** BEGIN Entries shown **
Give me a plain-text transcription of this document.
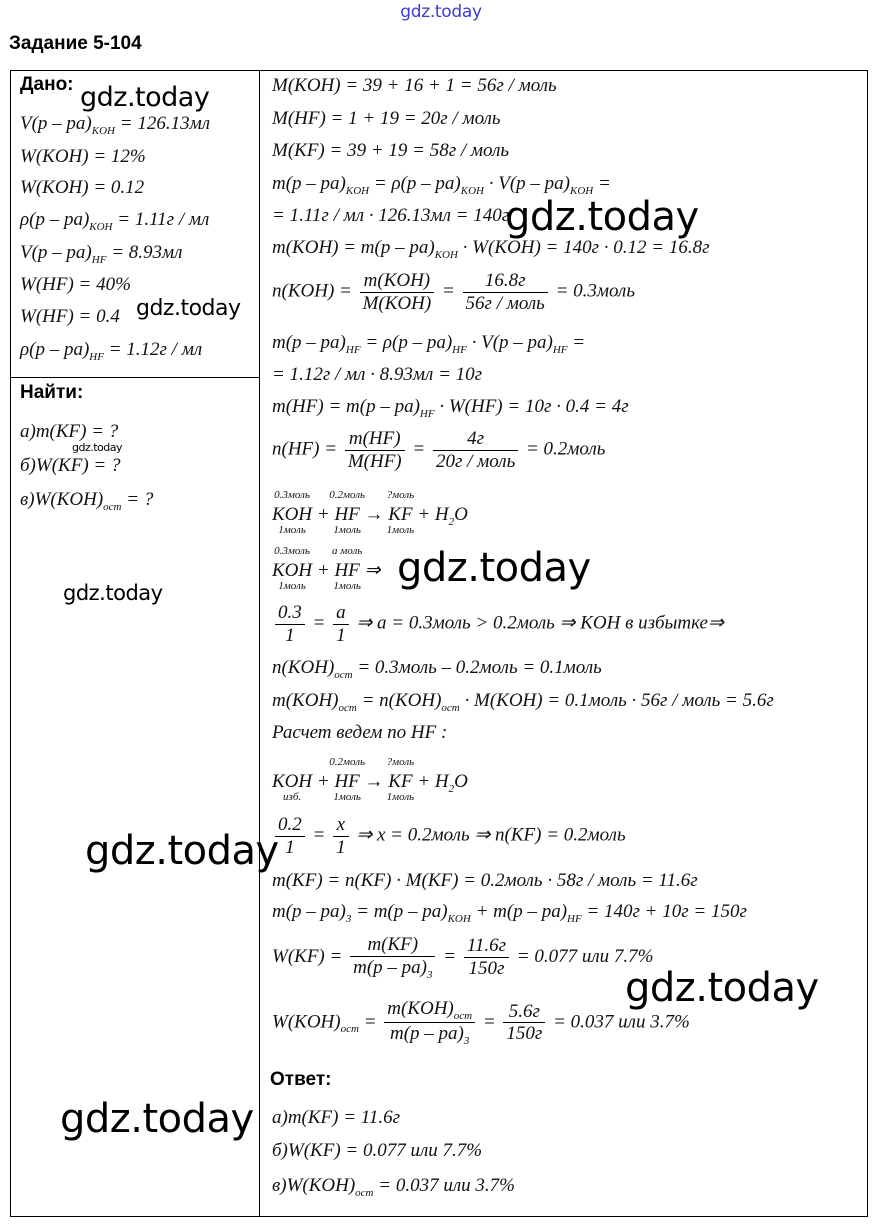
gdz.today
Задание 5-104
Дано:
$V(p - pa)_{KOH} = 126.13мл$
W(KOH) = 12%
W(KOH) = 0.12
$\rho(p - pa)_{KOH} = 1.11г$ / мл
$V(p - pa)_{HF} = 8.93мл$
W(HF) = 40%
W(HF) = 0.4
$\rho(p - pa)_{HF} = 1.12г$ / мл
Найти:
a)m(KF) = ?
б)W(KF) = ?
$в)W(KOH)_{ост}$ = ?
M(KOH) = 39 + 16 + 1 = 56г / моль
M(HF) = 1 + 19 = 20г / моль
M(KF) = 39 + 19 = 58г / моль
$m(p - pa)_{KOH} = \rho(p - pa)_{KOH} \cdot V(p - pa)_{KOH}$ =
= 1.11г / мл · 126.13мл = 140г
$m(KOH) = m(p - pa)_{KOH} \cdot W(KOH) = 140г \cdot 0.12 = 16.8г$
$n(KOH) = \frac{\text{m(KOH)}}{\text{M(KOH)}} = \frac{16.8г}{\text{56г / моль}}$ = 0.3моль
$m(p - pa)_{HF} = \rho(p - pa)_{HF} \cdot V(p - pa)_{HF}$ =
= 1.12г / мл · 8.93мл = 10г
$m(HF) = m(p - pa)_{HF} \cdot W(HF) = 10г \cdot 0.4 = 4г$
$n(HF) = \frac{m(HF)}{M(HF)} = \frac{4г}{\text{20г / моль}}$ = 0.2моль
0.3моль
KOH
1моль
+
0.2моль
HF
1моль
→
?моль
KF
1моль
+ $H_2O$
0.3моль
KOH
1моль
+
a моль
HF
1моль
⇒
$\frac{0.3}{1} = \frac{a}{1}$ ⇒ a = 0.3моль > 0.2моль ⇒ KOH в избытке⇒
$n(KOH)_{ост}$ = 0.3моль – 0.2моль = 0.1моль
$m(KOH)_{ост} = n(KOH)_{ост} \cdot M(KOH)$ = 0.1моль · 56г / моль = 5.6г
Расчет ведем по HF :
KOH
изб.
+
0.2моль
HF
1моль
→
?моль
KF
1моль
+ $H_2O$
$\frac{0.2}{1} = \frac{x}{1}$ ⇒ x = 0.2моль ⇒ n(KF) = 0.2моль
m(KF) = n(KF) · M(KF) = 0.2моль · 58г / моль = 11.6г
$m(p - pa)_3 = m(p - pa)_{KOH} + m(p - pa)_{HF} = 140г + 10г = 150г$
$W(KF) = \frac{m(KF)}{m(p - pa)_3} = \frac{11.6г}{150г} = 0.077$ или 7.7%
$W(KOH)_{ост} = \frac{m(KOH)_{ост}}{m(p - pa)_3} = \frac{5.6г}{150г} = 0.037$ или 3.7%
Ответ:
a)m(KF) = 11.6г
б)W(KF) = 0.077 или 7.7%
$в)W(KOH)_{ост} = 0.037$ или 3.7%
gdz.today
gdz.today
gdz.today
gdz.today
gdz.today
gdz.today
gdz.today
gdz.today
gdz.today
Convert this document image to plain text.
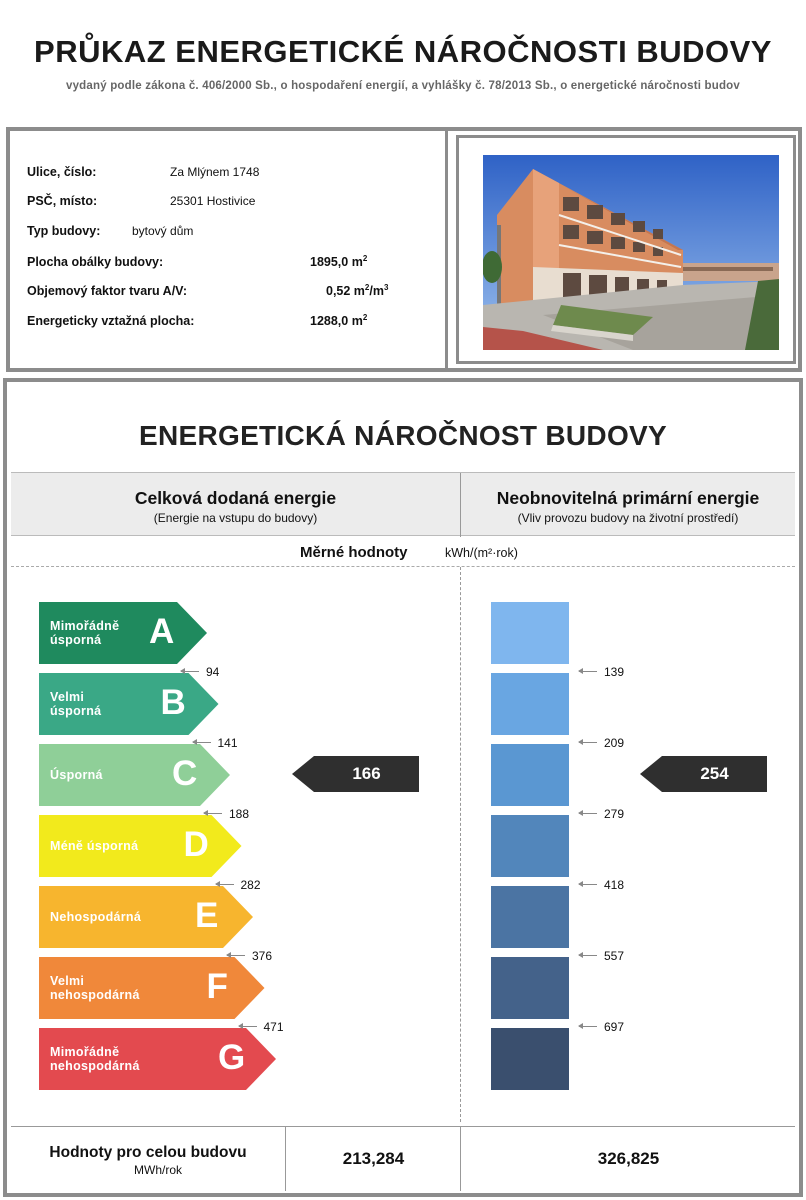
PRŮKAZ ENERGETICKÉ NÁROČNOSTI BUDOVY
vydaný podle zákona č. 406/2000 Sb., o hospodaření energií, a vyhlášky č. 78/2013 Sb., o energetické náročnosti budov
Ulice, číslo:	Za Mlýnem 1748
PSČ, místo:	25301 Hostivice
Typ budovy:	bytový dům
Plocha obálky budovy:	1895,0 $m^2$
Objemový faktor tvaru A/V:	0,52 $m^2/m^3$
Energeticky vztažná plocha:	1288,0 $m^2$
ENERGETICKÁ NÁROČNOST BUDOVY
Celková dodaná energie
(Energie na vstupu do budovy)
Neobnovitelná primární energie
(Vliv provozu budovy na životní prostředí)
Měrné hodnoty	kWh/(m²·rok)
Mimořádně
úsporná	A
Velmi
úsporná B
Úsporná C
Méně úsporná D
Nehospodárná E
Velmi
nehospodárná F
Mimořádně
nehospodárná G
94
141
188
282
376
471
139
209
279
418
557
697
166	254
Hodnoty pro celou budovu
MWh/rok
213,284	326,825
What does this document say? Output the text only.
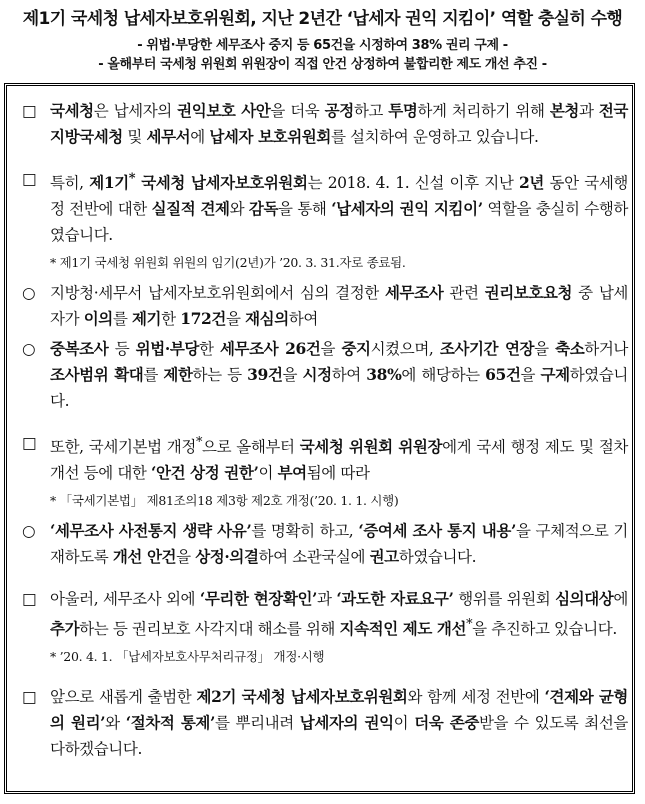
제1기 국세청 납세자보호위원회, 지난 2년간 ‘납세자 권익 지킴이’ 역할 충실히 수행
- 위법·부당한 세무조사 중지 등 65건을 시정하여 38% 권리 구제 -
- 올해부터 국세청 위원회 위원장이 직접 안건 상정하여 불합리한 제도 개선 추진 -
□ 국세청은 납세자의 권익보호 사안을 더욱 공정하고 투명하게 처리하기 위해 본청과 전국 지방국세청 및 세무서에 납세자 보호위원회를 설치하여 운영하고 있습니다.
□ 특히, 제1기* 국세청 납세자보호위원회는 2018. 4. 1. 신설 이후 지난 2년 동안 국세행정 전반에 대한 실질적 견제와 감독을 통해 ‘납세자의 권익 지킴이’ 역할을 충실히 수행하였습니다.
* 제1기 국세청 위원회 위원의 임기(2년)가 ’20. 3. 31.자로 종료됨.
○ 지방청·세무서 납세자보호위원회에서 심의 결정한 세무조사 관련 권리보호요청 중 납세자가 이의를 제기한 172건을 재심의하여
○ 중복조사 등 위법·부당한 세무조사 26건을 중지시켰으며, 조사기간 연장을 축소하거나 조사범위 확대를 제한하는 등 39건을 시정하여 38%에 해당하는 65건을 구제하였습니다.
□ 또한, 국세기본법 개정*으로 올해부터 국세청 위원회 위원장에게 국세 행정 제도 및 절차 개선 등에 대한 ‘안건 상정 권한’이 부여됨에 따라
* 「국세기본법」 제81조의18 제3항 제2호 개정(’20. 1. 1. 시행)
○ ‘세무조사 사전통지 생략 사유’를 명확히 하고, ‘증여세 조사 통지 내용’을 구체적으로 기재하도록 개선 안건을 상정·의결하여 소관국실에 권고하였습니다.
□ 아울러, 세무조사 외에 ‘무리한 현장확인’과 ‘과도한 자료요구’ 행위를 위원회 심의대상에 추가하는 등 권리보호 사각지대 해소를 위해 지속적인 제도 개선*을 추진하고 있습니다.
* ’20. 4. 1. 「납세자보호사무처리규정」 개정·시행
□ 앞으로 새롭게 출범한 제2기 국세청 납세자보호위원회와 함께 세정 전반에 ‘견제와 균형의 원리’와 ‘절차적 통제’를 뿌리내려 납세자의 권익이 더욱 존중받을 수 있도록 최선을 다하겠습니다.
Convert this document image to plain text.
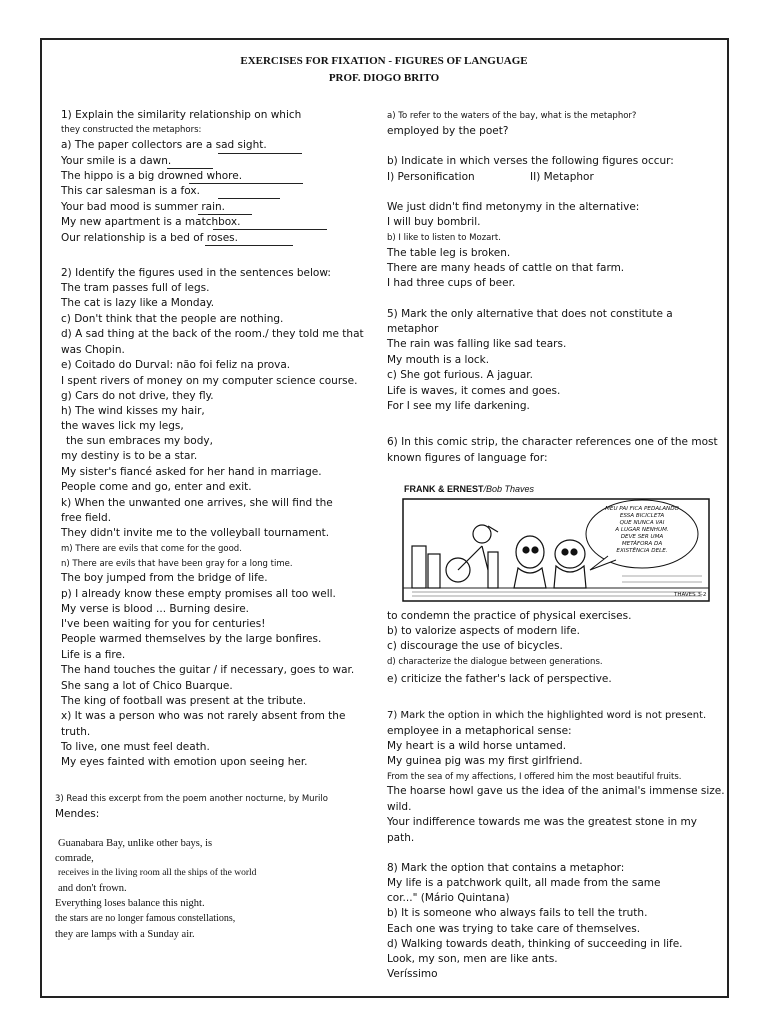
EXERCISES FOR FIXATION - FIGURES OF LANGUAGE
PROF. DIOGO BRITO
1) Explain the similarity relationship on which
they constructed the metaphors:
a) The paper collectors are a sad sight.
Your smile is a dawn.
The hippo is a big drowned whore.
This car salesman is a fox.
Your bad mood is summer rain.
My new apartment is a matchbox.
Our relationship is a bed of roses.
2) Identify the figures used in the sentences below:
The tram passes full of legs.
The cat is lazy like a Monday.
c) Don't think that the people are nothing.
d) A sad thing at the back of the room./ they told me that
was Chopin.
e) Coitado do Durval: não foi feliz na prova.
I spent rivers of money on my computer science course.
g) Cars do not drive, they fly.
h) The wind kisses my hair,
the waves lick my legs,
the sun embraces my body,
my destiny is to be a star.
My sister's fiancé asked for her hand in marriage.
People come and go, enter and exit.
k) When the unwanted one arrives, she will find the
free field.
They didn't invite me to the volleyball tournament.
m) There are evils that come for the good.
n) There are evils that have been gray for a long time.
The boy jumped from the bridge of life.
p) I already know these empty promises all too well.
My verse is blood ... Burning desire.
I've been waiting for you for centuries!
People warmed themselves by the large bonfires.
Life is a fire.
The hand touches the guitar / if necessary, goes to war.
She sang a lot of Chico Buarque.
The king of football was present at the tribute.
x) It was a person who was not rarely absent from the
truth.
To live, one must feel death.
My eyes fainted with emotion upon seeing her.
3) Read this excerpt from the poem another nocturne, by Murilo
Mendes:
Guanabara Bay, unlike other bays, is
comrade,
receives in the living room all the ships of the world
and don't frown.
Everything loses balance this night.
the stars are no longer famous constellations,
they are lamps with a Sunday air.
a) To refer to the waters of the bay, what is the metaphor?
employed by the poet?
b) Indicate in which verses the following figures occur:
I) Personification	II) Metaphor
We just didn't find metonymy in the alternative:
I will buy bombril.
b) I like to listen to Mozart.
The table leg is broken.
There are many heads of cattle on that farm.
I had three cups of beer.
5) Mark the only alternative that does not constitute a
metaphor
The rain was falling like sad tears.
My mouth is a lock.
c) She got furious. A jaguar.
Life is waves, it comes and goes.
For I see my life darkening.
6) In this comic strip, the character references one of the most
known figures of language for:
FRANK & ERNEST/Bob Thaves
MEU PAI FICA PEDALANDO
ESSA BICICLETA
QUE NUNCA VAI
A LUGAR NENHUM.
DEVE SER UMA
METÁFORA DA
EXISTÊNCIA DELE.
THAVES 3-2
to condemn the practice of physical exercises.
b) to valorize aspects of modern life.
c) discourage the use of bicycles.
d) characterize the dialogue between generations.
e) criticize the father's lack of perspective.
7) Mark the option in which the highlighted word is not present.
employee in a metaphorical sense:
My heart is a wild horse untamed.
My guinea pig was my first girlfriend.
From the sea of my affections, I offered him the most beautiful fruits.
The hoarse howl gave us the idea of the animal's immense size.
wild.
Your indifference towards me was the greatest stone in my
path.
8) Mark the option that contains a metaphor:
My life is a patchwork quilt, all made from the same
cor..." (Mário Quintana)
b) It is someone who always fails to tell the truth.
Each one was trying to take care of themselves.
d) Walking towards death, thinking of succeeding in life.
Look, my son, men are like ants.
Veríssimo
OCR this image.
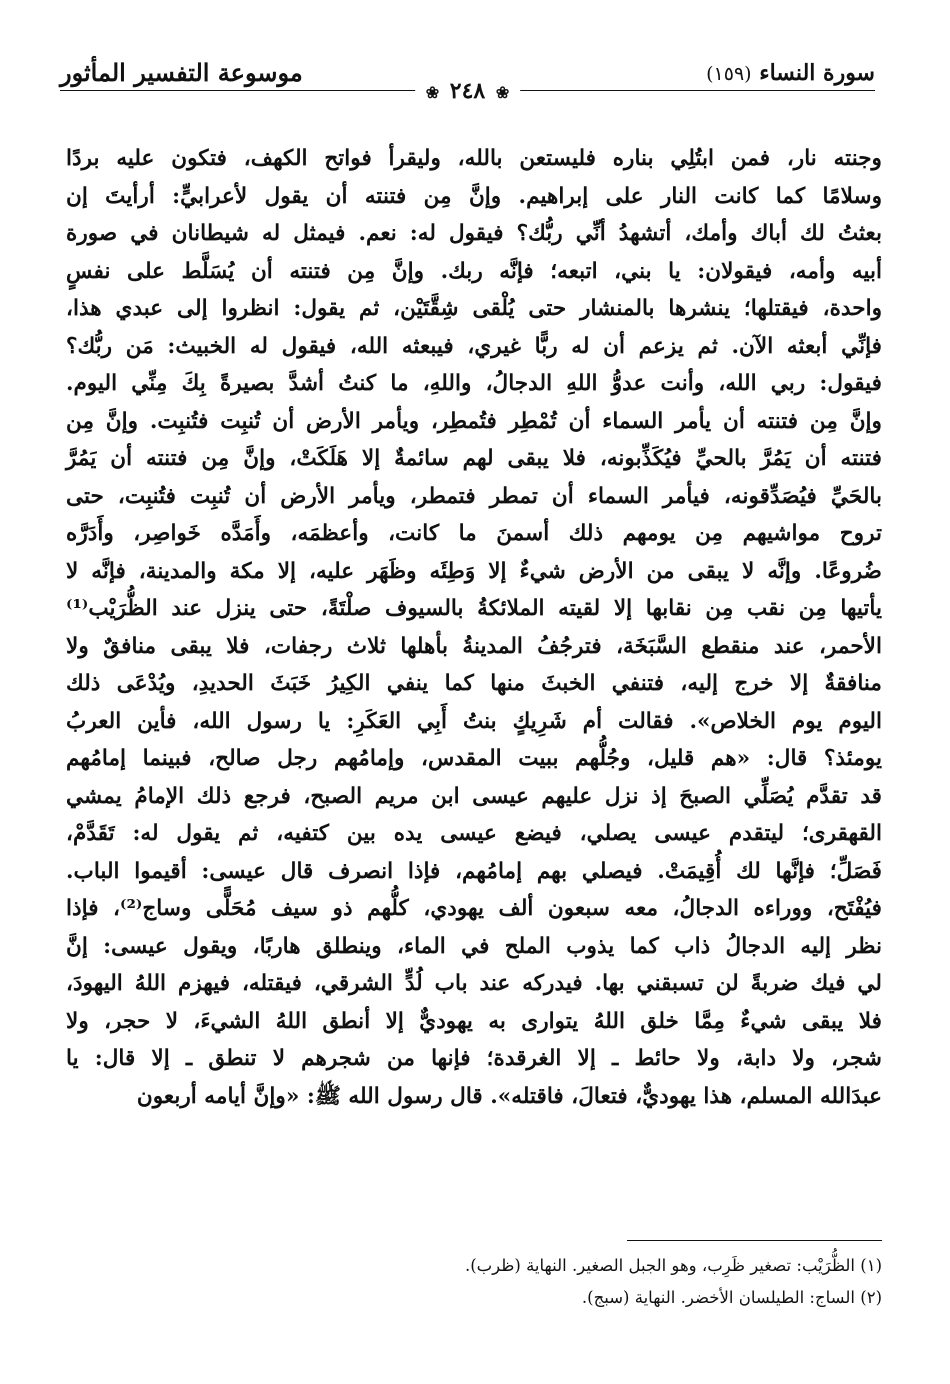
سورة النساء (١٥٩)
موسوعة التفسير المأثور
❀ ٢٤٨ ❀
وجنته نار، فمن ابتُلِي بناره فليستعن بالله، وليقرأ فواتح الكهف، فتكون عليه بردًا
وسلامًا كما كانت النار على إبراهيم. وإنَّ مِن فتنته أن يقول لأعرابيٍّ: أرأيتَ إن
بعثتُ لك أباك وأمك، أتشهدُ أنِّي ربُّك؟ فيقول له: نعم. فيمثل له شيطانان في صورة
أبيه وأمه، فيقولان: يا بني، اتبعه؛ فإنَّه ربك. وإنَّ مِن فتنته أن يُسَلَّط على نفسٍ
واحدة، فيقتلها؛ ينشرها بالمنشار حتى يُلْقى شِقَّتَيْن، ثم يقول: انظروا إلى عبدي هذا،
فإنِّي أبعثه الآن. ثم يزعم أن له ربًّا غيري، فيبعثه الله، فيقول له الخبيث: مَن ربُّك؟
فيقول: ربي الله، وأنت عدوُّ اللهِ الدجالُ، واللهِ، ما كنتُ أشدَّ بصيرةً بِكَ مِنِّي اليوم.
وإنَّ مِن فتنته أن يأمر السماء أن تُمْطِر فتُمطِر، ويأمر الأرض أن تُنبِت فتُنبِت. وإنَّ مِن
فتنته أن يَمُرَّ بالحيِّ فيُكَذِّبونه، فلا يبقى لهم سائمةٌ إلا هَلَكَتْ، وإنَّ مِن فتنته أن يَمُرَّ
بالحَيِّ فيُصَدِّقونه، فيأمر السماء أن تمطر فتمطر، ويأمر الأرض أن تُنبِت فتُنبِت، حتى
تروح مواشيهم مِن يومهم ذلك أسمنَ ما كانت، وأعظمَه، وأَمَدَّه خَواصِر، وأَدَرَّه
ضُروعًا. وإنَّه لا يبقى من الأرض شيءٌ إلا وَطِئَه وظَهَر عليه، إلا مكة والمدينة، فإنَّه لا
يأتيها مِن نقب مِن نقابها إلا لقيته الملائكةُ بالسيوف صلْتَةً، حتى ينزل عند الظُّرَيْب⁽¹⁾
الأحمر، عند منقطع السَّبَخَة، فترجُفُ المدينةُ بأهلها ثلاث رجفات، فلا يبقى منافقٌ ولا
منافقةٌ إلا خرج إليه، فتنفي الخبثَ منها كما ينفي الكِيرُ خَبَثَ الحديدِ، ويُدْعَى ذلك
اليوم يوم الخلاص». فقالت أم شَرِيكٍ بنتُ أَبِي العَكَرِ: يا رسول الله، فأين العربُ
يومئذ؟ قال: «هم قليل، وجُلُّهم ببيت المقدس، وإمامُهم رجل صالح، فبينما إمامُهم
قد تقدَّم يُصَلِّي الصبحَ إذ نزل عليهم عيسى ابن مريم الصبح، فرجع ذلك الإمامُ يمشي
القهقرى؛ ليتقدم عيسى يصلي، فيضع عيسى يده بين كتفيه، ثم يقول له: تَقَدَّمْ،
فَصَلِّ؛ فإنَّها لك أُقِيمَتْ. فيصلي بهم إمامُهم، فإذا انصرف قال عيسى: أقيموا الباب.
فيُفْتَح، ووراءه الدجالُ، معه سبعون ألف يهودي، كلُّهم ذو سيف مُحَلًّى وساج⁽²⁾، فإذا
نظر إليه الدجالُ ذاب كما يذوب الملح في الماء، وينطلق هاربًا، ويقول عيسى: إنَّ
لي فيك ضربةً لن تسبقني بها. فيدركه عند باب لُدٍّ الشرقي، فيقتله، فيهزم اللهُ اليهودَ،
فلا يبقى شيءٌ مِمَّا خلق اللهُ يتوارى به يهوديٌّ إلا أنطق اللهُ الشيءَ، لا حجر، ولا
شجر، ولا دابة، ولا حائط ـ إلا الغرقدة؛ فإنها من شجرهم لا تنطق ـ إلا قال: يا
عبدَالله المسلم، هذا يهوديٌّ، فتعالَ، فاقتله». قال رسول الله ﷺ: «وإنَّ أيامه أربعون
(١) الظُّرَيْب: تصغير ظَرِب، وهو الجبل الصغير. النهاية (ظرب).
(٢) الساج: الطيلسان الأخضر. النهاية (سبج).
** END Entries shown **
Problem statement: Identify the lines above that contain the word "goes", then copy them.

Task answer:
The hand touches the guitar / if necessary, goes to war.
Life is waves, it comes and goes.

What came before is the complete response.